Extracted records:
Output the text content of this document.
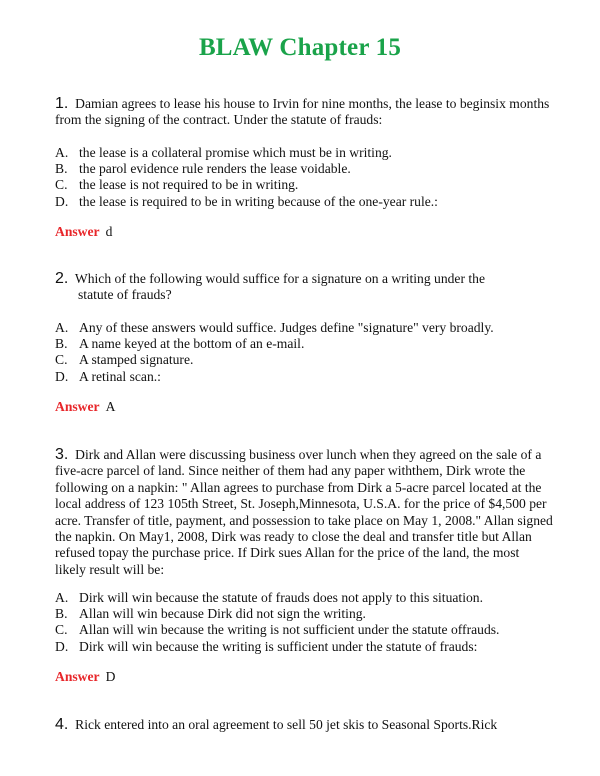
BLAW Chapter 15

1. Damian agrees to lease his house to Irvin for nine months, the lease to beginsix months

from the signing of the contract. Under the statute of frauds:

A. the lease is a collateral promise which must be in writing.
B. the parol evidence rule renders the lease voidable.
C. the lease is not required to be in writing.
D. the lease is required to be in writing because of the one-year rule.:
Answer d

2. Which of the following would suffice for a signature on a writing under the

statute of frauds?

A. Any of these answers would suffice. Judges define "signature" very broadly.
B. A name keyed at the bottom of an e-mail.
C. A stamped signature.
D. A retinal scan.:
Answer A

3. Dirk and Allan were discussing business over lunch when they agreed on the sale of a

five-acre parcel of land. Since neither of them had any paper withthem, Dirk wrote the

following on a napkin: " Allan agrees to purchase from Dirk a 5-acre parcel located at the

local address of 123 105th Street, St. Joseph,Minnesota, U.S.A. for the price of $4,500 per

acre. Transfer of title, payment, and possession to take place on May 1, 2008." Allan signed

the napkin. On May1, 2008, Dirk was ready to close the deal and transfer title but Allan

refused topay the purchase price. If Dirk sues Allan for the price of the land, the most

likely result will be:

A. Dirk will win because the statute of frauds does not apply to this situation.
B. Allan will win because Dirk did not sign the writing.
C. Allan will win because the writing is not sufficient under the statute offrauds.
D. Dirk will win because the writing is sufficient under the statute of frauds:
Answer D

4. Rick entered into an oral agreement to sell 50 jet skis to Seasonal Sports.Rick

Given exercise:
Write down the number of lines where the word "agrees" appears, and nothing further.

Completed exercise:
2